* TASK DETAILS
Collect each line of the entries that holds the string "toggle".

== EXERCISE MATERIAL ==

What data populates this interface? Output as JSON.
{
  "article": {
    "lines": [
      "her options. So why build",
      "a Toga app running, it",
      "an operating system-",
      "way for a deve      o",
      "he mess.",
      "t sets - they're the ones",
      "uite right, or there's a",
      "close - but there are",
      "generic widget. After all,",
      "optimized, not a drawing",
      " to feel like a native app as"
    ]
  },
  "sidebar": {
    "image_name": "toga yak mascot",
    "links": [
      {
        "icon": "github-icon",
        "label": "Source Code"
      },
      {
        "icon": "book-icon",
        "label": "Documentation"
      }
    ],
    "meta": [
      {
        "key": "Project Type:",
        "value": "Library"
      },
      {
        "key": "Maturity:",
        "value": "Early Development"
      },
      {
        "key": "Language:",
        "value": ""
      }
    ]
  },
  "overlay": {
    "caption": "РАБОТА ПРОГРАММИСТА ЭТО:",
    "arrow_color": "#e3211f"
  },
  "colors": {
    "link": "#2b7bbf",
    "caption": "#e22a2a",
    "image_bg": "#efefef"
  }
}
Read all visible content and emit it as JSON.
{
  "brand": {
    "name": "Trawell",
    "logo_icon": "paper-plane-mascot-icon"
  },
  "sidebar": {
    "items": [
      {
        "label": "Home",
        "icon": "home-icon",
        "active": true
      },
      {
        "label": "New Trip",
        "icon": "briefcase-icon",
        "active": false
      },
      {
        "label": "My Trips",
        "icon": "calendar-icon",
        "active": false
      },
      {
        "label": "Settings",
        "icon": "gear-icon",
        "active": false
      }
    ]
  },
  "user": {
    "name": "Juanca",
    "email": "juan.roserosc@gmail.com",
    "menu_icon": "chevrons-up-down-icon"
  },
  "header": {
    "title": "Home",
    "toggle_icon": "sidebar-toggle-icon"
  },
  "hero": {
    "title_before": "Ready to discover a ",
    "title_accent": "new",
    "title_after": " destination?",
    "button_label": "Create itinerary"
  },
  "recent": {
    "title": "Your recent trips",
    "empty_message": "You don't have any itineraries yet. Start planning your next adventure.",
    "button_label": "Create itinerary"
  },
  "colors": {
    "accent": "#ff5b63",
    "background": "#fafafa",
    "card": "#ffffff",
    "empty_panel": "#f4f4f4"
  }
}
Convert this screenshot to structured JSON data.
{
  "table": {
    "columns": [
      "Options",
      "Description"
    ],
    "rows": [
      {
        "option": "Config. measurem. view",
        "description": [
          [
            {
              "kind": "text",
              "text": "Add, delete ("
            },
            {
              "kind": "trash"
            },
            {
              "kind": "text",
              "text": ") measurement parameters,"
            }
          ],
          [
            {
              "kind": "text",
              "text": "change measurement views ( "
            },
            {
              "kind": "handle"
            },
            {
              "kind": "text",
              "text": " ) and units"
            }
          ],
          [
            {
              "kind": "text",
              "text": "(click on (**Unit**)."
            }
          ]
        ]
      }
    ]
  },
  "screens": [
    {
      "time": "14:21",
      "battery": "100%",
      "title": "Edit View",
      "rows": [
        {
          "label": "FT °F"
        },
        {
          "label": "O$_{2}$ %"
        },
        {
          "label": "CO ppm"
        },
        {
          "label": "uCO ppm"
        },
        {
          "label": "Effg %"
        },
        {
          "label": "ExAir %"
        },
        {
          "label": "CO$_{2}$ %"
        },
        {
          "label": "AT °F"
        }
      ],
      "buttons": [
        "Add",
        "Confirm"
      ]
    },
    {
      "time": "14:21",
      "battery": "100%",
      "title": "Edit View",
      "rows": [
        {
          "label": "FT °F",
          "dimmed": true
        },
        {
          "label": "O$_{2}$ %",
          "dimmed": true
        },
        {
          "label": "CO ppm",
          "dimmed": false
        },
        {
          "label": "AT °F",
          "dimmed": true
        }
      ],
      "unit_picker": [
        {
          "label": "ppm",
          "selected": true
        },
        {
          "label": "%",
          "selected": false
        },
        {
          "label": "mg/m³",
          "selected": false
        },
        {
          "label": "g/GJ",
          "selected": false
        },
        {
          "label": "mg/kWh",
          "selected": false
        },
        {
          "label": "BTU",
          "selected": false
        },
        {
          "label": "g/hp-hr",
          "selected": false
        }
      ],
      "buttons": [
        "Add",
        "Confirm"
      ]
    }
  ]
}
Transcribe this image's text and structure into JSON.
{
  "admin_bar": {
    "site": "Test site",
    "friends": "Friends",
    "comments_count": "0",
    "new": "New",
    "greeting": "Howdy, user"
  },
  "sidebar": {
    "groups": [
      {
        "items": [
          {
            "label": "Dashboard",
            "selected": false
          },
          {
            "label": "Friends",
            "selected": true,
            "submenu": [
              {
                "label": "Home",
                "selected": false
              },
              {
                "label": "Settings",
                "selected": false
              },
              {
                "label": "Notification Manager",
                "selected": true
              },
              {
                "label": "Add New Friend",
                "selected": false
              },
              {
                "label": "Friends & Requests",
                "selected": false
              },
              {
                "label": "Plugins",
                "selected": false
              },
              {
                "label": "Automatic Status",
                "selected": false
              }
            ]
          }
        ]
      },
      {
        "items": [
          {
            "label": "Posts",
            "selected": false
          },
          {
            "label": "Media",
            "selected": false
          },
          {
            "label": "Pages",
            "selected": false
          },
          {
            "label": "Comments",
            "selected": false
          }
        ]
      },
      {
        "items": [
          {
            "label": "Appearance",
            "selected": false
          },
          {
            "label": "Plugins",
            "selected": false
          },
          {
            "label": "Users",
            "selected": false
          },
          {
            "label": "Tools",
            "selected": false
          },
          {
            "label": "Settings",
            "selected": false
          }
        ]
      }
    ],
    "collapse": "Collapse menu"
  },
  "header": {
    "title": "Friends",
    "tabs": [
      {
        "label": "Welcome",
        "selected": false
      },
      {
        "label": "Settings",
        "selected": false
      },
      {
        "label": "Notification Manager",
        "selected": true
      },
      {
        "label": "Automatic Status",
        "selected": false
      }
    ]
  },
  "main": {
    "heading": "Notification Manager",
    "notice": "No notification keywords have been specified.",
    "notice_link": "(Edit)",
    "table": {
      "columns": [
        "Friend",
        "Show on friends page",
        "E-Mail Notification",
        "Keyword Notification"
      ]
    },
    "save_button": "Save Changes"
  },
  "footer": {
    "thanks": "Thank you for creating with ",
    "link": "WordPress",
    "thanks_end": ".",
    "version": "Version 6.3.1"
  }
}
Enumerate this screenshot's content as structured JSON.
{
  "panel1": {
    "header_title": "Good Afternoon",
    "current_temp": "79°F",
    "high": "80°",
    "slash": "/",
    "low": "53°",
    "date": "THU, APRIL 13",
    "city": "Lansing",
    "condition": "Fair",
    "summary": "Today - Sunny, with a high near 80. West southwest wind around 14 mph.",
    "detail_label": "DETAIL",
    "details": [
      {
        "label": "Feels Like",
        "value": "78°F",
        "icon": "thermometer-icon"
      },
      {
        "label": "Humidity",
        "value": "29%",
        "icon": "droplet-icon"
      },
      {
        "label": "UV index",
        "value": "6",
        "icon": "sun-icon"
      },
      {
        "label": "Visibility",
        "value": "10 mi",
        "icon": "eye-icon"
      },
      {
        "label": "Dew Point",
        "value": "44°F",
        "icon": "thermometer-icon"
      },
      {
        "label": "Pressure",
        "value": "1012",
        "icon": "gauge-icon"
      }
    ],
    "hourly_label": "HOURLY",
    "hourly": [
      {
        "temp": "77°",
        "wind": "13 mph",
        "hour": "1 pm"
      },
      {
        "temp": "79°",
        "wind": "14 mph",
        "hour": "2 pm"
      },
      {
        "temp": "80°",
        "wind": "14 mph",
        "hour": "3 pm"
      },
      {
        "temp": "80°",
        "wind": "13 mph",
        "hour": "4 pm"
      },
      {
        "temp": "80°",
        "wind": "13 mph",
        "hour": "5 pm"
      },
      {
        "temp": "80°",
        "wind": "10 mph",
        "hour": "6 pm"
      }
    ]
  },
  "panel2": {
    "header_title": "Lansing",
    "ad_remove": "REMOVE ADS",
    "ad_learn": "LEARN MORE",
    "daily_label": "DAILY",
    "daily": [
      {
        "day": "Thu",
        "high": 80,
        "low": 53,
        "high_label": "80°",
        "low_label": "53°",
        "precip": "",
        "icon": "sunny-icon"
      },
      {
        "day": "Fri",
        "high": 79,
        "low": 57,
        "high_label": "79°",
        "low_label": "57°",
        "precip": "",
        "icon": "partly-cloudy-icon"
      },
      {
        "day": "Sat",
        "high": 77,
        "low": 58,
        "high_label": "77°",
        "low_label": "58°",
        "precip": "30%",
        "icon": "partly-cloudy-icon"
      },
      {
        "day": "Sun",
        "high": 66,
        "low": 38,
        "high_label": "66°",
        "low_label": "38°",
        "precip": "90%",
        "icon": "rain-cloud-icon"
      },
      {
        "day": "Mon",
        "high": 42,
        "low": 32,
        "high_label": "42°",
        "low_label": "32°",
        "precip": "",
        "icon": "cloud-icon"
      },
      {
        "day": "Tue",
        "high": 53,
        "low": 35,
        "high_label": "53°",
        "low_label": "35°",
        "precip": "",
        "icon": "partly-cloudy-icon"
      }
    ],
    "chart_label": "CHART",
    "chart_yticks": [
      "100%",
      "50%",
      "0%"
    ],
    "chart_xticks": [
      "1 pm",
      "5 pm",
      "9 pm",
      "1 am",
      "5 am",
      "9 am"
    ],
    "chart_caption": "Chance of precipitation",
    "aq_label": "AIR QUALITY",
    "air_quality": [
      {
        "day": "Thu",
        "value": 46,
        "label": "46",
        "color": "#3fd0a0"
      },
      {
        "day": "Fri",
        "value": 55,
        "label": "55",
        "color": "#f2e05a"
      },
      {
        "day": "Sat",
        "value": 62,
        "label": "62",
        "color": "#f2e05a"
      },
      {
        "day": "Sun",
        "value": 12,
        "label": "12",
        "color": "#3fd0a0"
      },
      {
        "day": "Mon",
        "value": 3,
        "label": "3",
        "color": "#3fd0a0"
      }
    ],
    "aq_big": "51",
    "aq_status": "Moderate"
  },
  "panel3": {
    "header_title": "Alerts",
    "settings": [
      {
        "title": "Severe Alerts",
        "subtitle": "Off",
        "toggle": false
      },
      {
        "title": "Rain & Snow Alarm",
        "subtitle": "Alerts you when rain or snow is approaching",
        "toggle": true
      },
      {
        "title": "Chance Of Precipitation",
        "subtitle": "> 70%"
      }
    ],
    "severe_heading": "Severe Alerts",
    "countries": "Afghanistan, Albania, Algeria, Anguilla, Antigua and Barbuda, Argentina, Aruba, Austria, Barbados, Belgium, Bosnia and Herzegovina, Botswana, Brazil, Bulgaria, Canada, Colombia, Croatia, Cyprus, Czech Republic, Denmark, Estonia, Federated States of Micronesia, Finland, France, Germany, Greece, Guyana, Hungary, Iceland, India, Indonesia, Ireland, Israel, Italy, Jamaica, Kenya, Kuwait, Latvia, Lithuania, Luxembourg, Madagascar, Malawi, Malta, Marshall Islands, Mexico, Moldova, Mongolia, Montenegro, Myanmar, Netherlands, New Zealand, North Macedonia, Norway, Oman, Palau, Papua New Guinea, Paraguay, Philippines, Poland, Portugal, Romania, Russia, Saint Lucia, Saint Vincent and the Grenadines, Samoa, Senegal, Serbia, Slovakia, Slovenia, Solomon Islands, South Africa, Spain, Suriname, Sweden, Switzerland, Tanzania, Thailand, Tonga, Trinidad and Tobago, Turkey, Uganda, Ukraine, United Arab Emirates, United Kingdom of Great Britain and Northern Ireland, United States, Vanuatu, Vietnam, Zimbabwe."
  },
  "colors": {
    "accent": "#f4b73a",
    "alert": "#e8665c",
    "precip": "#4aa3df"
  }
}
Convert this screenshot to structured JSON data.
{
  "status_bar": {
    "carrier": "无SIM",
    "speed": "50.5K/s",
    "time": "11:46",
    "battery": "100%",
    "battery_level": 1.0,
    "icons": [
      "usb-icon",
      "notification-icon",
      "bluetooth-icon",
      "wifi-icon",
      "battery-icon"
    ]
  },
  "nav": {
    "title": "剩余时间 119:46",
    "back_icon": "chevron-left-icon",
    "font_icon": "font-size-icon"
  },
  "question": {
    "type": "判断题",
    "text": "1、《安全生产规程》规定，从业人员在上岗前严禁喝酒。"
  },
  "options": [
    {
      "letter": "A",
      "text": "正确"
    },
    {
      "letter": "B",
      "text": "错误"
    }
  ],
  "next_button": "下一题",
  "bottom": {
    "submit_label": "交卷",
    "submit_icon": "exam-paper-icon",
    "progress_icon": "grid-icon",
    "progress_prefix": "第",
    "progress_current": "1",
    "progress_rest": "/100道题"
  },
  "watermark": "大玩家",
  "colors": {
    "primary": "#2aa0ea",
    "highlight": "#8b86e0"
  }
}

===

* SOLUTION TO THE EXERCISE
    "toggle_icon": "sidebar-toggle-icon"
        "toggle": false
        "toggle": true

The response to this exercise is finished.